> **WHAT IS EXPECTED**
Pull every "text" line out of the data below.

> **INPUT DATA**
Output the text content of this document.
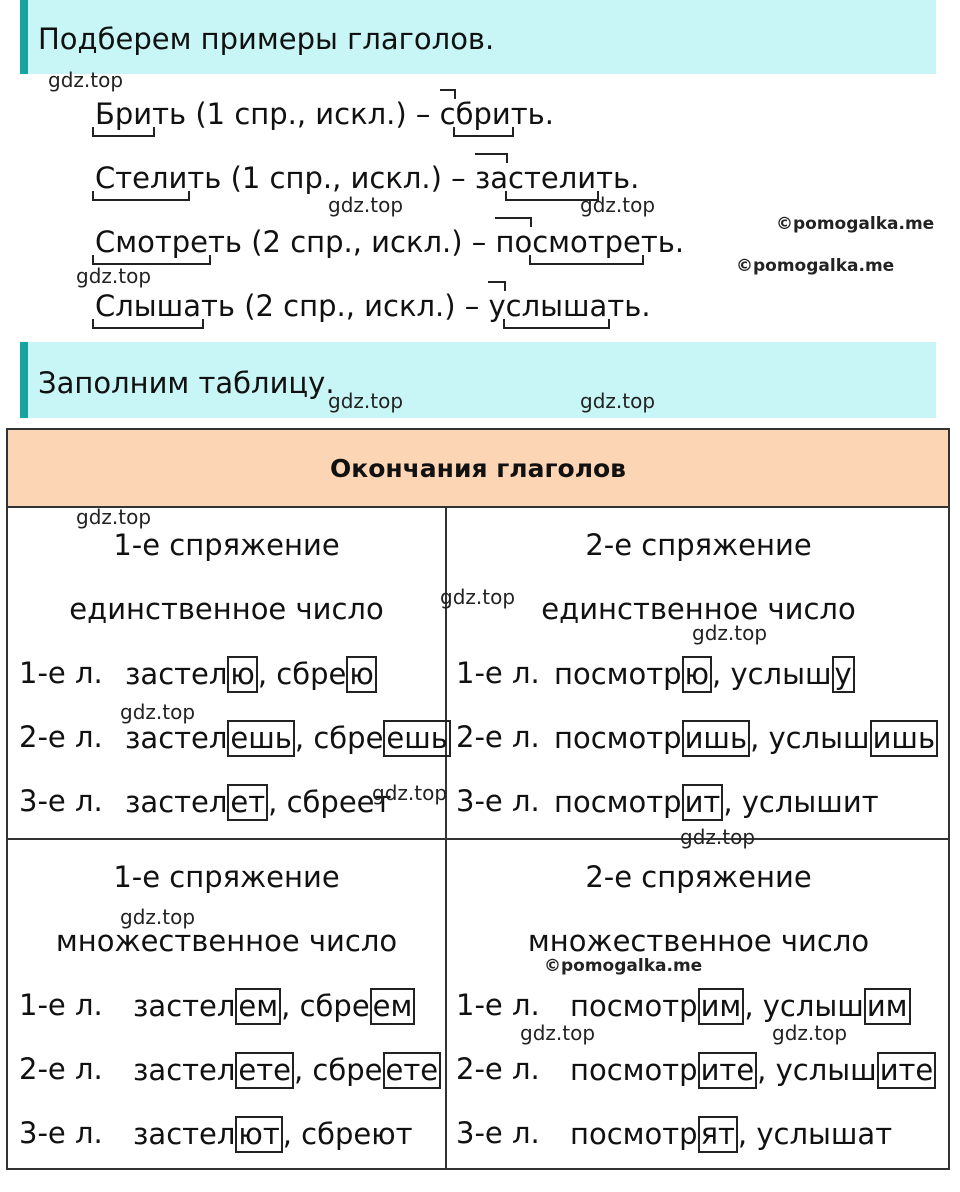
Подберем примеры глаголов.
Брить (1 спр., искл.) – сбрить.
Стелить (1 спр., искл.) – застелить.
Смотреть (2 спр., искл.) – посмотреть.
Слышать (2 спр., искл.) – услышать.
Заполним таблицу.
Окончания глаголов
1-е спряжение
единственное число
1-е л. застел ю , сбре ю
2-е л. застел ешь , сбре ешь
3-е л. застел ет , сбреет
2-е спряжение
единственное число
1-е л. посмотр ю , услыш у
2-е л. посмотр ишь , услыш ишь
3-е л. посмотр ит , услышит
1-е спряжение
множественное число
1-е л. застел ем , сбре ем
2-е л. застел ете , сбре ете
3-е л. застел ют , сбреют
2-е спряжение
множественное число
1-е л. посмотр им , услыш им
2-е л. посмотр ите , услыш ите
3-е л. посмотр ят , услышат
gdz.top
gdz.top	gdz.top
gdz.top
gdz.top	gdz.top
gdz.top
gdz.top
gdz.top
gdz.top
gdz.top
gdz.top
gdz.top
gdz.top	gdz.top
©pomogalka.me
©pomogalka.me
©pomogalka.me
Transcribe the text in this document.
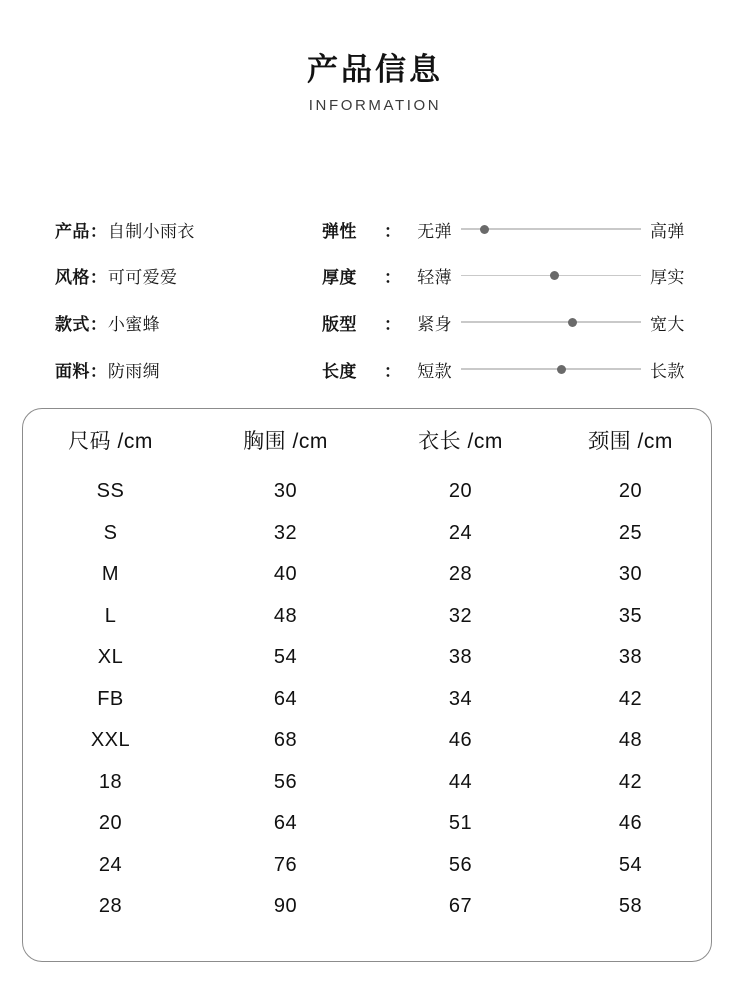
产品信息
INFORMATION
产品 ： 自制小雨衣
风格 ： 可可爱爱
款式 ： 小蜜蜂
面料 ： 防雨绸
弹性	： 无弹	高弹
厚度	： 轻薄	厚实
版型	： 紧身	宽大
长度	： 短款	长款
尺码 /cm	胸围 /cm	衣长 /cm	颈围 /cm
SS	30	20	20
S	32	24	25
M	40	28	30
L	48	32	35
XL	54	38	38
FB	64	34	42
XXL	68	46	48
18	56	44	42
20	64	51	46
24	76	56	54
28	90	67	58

> **TASK RESPONSE**
Output the text content of this document.
Transcribe the text in this document.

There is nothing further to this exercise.